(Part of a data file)
════════════════

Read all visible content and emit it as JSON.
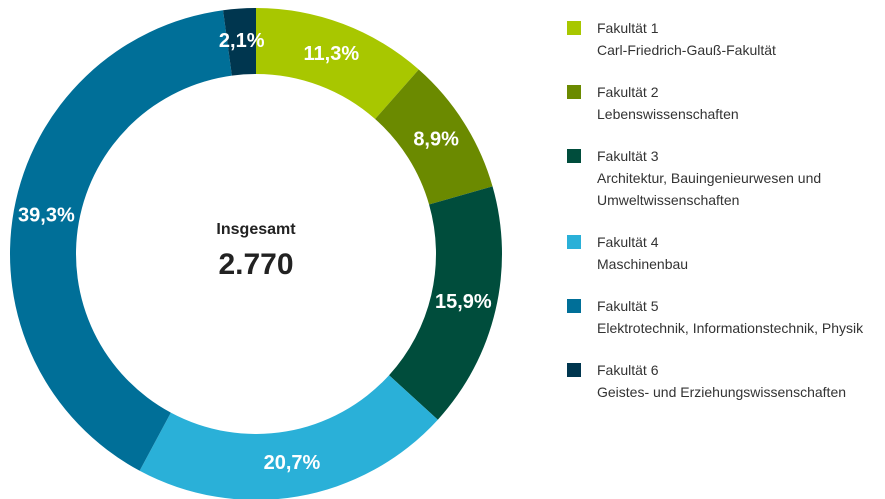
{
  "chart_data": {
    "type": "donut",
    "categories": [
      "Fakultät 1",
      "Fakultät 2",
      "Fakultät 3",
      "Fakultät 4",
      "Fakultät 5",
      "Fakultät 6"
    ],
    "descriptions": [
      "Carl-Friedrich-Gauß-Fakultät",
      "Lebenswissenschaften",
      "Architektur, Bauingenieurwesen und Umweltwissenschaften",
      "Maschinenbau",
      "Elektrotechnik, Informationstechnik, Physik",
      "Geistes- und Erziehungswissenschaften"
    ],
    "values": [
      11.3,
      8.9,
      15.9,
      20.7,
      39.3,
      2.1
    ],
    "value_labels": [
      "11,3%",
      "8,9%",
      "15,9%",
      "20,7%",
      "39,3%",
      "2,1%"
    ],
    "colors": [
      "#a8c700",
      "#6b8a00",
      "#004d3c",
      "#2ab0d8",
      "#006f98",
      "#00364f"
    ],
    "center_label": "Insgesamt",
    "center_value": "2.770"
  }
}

════════════════

- SHORT TASK: Report how many lines hold the string "Fakultät", giving the number and nothing else.

- WRITTEN ANSWER: 7